▶ _Aim_: Below is a listing. Gather each line of it that contains "username".

========================================================================

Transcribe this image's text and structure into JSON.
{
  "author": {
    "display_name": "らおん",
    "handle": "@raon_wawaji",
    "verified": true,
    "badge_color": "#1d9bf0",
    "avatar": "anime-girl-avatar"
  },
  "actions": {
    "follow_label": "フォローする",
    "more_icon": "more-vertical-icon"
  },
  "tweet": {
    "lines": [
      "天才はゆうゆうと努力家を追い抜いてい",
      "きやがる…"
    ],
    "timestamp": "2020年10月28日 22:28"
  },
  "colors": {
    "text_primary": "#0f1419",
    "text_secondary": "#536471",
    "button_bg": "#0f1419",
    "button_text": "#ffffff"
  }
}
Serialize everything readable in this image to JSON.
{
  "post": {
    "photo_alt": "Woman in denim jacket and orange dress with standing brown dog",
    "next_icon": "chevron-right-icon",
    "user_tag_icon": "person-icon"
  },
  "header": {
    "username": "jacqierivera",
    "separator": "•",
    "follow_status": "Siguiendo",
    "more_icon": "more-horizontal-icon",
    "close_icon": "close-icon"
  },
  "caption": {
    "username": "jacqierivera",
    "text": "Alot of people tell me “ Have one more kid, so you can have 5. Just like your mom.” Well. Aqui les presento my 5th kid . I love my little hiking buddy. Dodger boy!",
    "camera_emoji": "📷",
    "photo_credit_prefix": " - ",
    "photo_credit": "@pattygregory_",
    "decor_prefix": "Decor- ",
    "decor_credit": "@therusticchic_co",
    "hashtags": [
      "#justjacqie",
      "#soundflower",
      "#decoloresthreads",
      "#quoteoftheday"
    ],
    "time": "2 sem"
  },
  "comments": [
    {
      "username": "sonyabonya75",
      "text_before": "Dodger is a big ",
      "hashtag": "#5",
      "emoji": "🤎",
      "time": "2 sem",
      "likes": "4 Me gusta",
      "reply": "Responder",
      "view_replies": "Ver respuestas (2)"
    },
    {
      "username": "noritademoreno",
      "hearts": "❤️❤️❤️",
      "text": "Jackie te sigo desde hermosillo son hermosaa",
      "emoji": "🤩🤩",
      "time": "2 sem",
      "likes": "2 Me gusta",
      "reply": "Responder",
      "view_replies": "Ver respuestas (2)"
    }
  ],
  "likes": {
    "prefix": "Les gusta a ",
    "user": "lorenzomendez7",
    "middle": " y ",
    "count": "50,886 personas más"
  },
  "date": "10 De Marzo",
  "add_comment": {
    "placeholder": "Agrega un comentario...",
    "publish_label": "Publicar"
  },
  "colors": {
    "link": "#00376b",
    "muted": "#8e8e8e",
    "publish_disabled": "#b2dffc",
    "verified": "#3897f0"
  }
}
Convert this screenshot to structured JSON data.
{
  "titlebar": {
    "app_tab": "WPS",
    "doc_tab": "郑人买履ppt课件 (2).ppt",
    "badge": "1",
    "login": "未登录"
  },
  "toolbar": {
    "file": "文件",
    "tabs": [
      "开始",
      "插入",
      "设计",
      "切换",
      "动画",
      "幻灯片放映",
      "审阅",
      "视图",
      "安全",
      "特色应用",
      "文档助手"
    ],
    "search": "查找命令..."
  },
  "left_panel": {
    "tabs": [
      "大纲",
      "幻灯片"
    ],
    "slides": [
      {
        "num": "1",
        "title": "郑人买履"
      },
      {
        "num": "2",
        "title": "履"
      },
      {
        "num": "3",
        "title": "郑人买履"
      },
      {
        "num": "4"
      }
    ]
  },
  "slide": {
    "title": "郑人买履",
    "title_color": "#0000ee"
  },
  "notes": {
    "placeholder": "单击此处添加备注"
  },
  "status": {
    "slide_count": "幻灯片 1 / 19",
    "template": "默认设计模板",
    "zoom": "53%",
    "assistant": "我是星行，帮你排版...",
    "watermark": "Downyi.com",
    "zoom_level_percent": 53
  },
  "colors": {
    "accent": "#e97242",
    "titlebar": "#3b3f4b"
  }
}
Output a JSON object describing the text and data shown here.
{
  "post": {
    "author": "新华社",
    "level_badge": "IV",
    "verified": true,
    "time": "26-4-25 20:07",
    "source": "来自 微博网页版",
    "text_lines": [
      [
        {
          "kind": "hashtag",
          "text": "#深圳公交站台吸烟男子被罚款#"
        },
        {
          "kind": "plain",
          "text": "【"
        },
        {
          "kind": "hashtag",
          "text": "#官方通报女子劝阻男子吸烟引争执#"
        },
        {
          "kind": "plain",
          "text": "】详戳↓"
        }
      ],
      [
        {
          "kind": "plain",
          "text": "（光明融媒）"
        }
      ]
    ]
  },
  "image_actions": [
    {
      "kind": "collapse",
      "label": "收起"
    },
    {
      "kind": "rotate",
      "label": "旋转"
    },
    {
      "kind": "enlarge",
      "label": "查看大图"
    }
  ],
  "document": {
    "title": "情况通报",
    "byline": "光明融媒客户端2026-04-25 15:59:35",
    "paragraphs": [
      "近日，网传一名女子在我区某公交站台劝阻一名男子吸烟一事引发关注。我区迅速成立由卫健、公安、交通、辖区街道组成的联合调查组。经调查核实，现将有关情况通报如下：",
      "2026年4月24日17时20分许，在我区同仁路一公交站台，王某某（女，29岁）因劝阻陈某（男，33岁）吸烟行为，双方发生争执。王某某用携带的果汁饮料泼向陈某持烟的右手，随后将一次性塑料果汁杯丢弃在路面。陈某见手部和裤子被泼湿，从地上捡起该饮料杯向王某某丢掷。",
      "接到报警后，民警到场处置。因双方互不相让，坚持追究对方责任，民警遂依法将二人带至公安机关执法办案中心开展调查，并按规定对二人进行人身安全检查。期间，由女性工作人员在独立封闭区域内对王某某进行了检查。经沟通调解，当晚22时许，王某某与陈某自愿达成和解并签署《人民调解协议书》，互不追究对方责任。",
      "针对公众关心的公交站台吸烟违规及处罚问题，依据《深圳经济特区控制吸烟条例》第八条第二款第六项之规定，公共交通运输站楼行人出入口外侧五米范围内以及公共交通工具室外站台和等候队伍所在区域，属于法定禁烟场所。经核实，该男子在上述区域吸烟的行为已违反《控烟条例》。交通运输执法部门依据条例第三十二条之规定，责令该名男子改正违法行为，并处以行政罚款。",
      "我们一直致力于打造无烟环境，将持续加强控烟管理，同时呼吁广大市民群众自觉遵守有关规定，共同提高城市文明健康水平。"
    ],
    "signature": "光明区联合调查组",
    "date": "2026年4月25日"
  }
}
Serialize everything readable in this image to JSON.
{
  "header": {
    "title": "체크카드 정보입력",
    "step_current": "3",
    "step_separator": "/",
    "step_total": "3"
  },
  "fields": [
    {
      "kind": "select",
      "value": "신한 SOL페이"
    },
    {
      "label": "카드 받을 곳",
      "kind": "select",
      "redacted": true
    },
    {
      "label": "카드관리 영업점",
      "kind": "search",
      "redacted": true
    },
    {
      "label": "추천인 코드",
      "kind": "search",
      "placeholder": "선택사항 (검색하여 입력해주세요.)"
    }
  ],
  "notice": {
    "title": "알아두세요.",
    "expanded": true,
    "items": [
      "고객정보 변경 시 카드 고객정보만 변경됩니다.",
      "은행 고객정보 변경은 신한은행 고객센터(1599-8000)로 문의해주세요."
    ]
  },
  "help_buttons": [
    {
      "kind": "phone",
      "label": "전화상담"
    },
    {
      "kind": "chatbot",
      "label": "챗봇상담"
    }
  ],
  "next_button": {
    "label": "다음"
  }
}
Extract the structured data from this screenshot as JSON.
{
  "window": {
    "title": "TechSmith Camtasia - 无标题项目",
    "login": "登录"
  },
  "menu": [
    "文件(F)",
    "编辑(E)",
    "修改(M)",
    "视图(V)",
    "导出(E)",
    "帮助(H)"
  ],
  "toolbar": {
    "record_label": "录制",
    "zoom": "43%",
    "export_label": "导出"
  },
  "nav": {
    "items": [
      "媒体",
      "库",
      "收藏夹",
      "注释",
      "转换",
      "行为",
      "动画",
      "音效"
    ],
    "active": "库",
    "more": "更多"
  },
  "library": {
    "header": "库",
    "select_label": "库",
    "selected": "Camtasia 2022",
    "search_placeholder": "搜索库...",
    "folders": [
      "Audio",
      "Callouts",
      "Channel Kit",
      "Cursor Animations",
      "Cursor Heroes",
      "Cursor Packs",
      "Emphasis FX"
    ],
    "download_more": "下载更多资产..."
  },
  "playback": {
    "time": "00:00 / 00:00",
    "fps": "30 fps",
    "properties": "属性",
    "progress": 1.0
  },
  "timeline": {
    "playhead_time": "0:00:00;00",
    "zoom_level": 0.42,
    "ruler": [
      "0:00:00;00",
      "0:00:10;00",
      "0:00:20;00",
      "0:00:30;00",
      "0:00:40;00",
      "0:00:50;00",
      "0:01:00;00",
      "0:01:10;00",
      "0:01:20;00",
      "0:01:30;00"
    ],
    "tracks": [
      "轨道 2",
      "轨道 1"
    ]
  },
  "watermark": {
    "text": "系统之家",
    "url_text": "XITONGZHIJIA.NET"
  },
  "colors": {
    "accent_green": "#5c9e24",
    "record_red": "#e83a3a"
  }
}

========================================================================

▶ _In response_:
    "username": "jacqierivera",
    "username": "jacqierivera",
      "username": "sonyabonya75",
      "username": "noritademoreno",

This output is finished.